Texto extraído:
———
Como no quiere hacer a solas su viaje hacia el infierno, el magistrado Aponte Aponte ha establecido, desde su mediocridad, un vínculo estrecho con la mediocridad que lo rodea. El vínculo es susceptible de poner en relieve atrocidades que se intuían, pero sobre las cuales faltaba el testimonio de uno de sus actores. El nexo entre la descomunal medianía y la proliferación de corruptelas es evidente. De allí que su caso sea emblemático, en la medida en que no incumbe solamente a una trayectoria personal sino a la putrefacción de la que formó parte hasta que lo echaron del saco. No ha saltado de pronto de la lengua mocha a las filigranas de la elocuencia, ni salió ahora de una boleta del montón al cuadro de honor de Biblioteca de Alejandría, como para que le ofrezcamos un trabajo de catedrático, pero habla desde las entrañas del monstruo que habitó hasta hace poco. Sigue siendo lo que ha sido hasta la fecha, pero el aprieto lo ha puesto a cantar una tonada que no parece inverosímil.
EL NACIONAL - Domingo 29 de Abril de 2012 Siete Días/7
Los laberintos del poder
SIMÓN ALBERTO CONSALVI
En su columna de El Universal del domingo pasado, Elías Pino-Iturrieta escribió sobre "El emblemático Aponte Aponte" y, a pesar de lo deplorable que resulta mencionar al personaje, quiero detenerme en sus observaciones porque sería un error que pasaran inadvertidas. Esto es lo que nos sucede con frecuencia, y, como consecuencia, la montaña rusa de nuestros laberintos se va sucediendo con tal frenesí que nos vamos quedando como desahuciados, inermes, sin palabras, aterrados de lo que vemos y padecemos.
———
Datos almacenados:
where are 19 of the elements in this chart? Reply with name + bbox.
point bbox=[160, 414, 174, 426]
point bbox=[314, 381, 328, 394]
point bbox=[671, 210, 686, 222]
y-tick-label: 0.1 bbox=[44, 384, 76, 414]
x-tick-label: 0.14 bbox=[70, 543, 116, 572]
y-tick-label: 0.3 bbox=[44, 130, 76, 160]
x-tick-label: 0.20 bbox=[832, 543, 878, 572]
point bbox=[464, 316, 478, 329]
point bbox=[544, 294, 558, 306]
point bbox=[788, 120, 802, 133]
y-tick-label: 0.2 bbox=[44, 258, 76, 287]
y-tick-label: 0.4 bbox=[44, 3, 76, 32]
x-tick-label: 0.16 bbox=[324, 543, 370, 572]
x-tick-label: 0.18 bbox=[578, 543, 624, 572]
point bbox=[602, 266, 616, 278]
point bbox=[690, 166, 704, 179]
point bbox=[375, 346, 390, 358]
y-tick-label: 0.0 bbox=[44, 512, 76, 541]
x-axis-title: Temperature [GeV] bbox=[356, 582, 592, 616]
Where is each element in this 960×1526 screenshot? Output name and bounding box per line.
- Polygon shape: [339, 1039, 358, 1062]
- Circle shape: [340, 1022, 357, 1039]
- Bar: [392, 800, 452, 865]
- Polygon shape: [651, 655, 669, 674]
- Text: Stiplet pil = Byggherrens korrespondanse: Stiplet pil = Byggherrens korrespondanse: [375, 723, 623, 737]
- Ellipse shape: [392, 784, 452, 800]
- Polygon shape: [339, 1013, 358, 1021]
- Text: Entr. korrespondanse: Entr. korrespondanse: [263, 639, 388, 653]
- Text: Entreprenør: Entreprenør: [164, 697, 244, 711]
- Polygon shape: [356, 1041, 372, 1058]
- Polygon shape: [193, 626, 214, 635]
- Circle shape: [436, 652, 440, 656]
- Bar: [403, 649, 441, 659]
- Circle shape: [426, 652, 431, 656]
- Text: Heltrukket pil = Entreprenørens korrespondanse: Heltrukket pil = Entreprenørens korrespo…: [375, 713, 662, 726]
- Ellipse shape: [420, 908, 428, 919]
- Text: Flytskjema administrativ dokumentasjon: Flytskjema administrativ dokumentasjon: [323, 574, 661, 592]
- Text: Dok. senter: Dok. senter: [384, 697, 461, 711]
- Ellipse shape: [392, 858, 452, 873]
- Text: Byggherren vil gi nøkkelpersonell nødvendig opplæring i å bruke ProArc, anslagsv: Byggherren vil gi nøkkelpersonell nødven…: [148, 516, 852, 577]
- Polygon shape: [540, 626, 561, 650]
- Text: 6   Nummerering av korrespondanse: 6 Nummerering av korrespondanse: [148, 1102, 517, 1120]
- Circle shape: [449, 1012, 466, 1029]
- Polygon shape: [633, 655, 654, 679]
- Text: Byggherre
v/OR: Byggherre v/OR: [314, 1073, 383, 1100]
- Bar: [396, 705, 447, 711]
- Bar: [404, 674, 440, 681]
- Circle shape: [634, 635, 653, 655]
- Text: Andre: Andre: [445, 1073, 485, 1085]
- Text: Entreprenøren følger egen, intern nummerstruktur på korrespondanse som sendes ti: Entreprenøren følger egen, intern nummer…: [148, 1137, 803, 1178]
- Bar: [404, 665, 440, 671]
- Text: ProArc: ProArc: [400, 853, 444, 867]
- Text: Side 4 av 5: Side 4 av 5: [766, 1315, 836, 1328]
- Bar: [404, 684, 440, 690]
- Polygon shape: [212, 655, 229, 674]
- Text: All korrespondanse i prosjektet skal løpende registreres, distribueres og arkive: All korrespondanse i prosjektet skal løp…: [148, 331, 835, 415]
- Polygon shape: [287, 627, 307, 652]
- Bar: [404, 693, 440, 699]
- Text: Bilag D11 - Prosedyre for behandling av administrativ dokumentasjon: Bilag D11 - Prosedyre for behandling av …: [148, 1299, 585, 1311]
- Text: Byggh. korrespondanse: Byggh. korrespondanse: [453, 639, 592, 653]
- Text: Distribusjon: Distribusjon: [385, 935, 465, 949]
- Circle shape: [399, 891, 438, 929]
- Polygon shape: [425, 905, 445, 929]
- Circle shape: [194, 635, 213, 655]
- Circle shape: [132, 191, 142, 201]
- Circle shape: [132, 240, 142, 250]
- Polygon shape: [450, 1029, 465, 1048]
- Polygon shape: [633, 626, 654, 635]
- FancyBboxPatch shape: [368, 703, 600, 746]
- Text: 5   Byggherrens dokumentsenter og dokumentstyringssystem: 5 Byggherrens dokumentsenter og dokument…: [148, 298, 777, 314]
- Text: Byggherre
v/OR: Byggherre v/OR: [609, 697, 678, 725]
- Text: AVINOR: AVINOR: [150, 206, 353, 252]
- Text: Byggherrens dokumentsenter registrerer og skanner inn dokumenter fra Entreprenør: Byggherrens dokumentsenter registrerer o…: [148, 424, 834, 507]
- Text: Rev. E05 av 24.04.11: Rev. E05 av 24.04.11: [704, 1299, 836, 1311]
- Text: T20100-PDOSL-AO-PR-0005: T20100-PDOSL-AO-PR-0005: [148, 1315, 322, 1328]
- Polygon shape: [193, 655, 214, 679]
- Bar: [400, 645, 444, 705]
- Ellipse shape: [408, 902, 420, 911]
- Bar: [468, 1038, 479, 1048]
———
Instrucciones de trabajo:
**a.** Reproduzca fielmente el pasaje del texto sobre el magistrado Aponte Aponte que comienza con "EL NACIONAL - Domingo" y se extiende hasta "vemos y padecemos.".
**b.** Prosiga el texto sobre el magistrado Aponte Aponte a partir de su última oración.
Las entradas constituyen un material independiente del texto.

Respuestas propuestas:
**a.**
EL NACIONAL - Domingo 29 de Abril de 2012 Siete Días/7
Los laberintos del poder
SIMÓN ALBERTO CONSALVI
En su columna de El Universal del domingo pasado, Elías Pino-Iturrieta escribió sobre "El emblemático Aponte Aponte" y, a pesar de lo deplorable que resulta mencionar al personaje, quiero detenerme en sus observaciones porque sería un error que pasaran inadvertidas. Esto es lo que nos sucede con frecuencia, y, como consecuencia, la montaña rusa de nuestros laberintos se va sucediendo con tal frenesí que nos vamos quedando como desahuciados, inermes, sin palabras, aterrados de lo que vemos y padecemos.

**b.**
Por eso me detengo en las reflexiones de Elías. Tocan la médula de nuestra desgracia y apuntan a la crisis moral que corroe a la nación. El historiador se pregunta cómo un hombre de la ignorancia y mediocridad del coronel pudo optar a cargos de tal rango y responsabilidad como fiscal militar, magistrado del Tribunal Supremo de Justicia, y presidente de la Sala de Casación Penal del alto tribunal.
Obviamente, no reunía méritos ni personales ni académicos para tan relampagueantes ascensos. Pero tenía una condición, la de incondicional del Presidente de la República y militante radical del proceso. Si contribuyó a hacer de la justicia la guillotina de la revolución, asumió con orgullo la misión de verdugo.
Conviene, o es preciso advertir, que no era el coronel y magistrado el que tomaba las decisiones. No pasaba de ser el instrumento ciego de quienes ahora escurren el bulto y se dan golpes de pecho por haberlo dejado solo, teniendo como en efecto tiene tantas culpas y crímenes compartidos.
No dudo de que ellos son más responsables que el magistrado fugitivo. No gastaré epítetos para referirme a él. Bastan con los que le disparan sus antiguos cómplices. Es preciso olvidarse del personaje para reflexionar en el fenómeno que representaba. A esto apunta el historiador Pino-Iturrieta.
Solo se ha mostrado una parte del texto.